### [GOAL]
Write out the complete material exactly as it stands.

### [Stored data]
····················
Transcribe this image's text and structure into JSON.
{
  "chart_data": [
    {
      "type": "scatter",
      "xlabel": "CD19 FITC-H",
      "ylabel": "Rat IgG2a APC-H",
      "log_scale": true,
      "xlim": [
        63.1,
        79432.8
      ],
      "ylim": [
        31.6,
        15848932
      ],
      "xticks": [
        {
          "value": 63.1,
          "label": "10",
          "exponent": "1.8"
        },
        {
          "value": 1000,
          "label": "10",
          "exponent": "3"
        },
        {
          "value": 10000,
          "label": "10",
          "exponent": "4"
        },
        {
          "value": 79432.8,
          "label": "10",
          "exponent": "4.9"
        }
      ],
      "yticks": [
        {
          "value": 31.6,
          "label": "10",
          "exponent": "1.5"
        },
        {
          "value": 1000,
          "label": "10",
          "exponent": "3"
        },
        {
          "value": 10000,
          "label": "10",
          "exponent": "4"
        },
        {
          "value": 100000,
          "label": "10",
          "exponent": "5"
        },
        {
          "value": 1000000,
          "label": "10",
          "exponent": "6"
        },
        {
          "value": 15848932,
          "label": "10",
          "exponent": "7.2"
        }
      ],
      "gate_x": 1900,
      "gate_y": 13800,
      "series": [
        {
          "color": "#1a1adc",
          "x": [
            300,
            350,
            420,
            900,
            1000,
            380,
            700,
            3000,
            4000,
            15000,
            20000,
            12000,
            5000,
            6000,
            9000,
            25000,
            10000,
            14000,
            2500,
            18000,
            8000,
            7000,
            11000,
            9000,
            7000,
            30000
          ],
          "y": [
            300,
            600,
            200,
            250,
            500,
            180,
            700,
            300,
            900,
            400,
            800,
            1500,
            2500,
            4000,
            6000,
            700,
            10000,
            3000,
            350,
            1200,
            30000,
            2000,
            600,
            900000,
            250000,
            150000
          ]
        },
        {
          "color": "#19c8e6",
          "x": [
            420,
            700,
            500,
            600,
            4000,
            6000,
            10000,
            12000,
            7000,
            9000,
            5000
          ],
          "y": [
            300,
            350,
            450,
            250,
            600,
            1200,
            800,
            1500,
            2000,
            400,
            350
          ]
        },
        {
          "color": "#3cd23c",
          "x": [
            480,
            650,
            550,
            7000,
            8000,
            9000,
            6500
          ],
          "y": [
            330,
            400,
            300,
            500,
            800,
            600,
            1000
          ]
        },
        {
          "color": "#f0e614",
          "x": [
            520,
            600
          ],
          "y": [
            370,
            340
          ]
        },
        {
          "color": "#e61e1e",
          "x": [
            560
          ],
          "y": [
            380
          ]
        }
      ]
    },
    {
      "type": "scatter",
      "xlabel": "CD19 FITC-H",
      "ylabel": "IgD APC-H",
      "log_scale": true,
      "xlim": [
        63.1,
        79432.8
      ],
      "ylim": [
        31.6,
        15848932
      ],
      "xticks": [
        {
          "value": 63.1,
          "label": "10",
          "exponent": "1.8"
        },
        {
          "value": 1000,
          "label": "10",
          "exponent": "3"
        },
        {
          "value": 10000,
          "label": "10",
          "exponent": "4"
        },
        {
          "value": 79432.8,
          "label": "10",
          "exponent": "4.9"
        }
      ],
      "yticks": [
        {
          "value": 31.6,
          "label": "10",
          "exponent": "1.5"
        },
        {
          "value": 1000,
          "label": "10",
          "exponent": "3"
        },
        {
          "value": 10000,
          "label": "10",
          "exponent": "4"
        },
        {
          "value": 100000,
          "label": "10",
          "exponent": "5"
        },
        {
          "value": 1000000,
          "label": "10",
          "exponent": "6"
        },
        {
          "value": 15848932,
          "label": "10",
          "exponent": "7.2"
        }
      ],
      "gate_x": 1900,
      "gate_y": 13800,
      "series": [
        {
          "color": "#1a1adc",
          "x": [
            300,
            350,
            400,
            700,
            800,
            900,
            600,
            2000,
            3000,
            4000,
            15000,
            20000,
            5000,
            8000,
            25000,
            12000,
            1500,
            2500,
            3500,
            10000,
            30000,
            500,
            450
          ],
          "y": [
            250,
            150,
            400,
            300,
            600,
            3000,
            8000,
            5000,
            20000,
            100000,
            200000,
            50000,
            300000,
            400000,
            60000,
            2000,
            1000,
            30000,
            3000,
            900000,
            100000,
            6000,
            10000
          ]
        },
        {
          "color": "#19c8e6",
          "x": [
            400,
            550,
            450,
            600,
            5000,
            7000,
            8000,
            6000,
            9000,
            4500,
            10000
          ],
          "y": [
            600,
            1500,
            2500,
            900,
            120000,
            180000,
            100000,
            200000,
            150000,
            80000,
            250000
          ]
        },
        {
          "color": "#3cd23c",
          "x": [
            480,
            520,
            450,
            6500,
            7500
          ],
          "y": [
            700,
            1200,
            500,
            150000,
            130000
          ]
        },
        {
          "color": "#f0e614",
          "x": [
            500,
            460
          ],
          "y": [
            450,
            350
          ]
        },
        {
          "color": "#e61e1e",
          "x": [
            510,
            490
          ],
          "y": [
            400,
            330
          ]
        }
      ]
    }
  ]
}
····················
### [OUTPUT OF THE EXERCISE]
Transcribe this image's text and structure into JSON.
{
  "chart_data": [
    {
      "type": "scatter",
      "xlabel": "CD19 FITC-H",
      "ylabel": "Rat IgG2a APC-H",
      "log_scale": true,
      "xlim": [
        63.1,
        79432.8
      ],
      "ylim": [
        31.6,
        15848932
      ],
      "xticks": [
        {
          "value": 63.1,
          "label": "10",
          "exponent": "1.8"
        },
        {
          "value": 1000,
          "label": "10",
          "exponent": "3"
        },
        {
          "value": 10000,
          "label": "10",
          "exponent": "4"
        },
        {
          "value": 79432.8,
          "label": "10",
          "exponent": "4.9"
        }
      ],
      "yticks": [
        {
          "value": 31.6,
          "label": "10",
          "exponent": "1.5"
        },
        {
          "value": 1000,
          "label": "10",
          "exponent": "3"
        },
        {
          "value": 10000,
          "label": "10",
          "exponent": "4"
        },
        {
          "value": 100000,
          "label": "10",
          "exponent": "5"
        },
        {
          "value": 1000000,
          "label": "10",
          "exponent": "6"
        },
        {
          "value": 15848932,
          "label": "10",
          "exponent": "7.2"
        }
      ],
      "gate_x": 1900,
      "gate_y": 13800,
      "series": [
        {
          "color": "#1a1adc",
          "x": [
            300,
            350,
            420,
            900,
            1000,
            380,
            700,
            3000,
            4000,
            15000,
            20000,
            12000,
            5000,
            6000,
            9000,
            25000,
            10000,
            14000,
            2500,
            18000,
            8000,
            7000,
            11000,
            9000,
            7000,
            30000
          ],
          "y": [
            300,
            600,
            200,
            250,
            500,
            180,
            700,
            300,
            900,
            400,
            800,
            1500,
            2500,
            4000,
            6000,
            700,
            10000,
            3000,
            350,
            1200,
            30000,
            2000,
            600,
            900000,
            250000,
            150000
          ]
        },
        {
          "color": "#19c8e6",
          "x": [
            420,
            700,
            500,
            600,
            4000,
            6000,
            10000,
            12000,
            7000,
            9000,
            5000
          ],
          "y": [
            300,
            350,
            450,
            250,
            600,
            1200,
            800,
            1500,
            2000,
            400,
            350
          ]
        },
        {
          "color": "#3cd23c",
          "x": [
            480,
            650,
            550,
            7000,
            8000,
            9000,
            6500
          ],
          "y": [
            330,
            400,
            300,
            500,
            800,
            600,
            1000
          ]
        },
        {
          "color": "#f0e614",
          "x": [
            520,
            600
          ],
          "y": [
            370,
            340
          ]
        },
        {
          "color": "#e61e1e",
          "x": [
            560
          ],
          "y": [
            380
          ]
        }
      ]
    },
    {
      "type": "scatter",
      "xlabel": "CD19 FITC-H",
      "ylabel": "IgD APC-H",
      "log_scale": true,
      "xlim": [
        63.1,
        79432.8
      ],
      "ylim": [
        31.6,
        15848932
      ],
      "xticks": [
        {
          "value": 63.1,
          "label": "10",
          "exponent": "1.8"
        },
        {
          "value": 1000,
          "label": "10",
          "exponent": "3"
        },
        {
          "value": 10000,
          "label": "10",
          "exponent": "4"
        },
        {
          "value": 79432.8,
          "label": "10",
          "exponent": "4.9"
        }
      ],
      "yticks": [
        {
          "value": 31.6,
          "label": "10",
          "exponent": "1.5"
        },
        {
          "value": 1000,
          "label": "10",
          "exponent": "3"
        },
        {
          "value": 10000,
          "label": "10",
          "exponent": "4"
        },
        {
          "value": 100000,
          "label": "10",
          "exponent": "5"
        },
        {
          "value": 1000000,
          "label": "10",
          "exponent": "6"
        },
        {
          "value": 15848932,
          "label": "10",
          "exponent": "7.2"
        }
      ],
      "gate_x": 1900,
      "gate_y": 13800,
      "series": [
        {
          "color": "#1a1adc",
          "x": [
            300,
            350,
            400,
            700,
            800,
            900,
            600,
            2000,
            3000,
            4000,
            15000,
            20000,
            5000,
            8000,
            25000,
            12000,
            1500,
            2500,
            3500,
            10000,
            30000,
            500,
            450
          ],
          "y": [
            250,
            150,
            400,
            300,
            600,
            3000,
            8000,
            5000,
            20000,
            100000,
            200000,
            50000,
            300000,
            400000,
            60000,
            2000,
            1000,
            30000,
            3000,
            900000,
            100000,
            6000,
            10000
          ]
        },
        {
          "color": "#19c8e6",
          "x": [
            400,
            550,
            450,
            600,
            5000,
            7000,
            8000,
            6000,
            9000,
            4500,
            10000
          ],
          "y": [
            600,
            1500,
            2500,
            900,
            120000,
            180000,
            100000,
            200000,
            150000,
            80000,
            250000
          ]
        },
        {
          "color": "#3cd23c",
          "x": [
            480,
            520,
            450,
            6500,
            7500
          ],
          "y": [
            700,
            1200,
            500,
            150000,
            130000
          ]
        },
        {
          "color": "#f0e614",
          "x": [
            500,
            460
          ],
          "y": [
            450,
            350
          ]
        },
        {
          "color": "#e61e1e",
          "x": [
            510,
            490
          ],
          "y": [
            400,
            330
          ]
        }
      ]
    }
  ]
}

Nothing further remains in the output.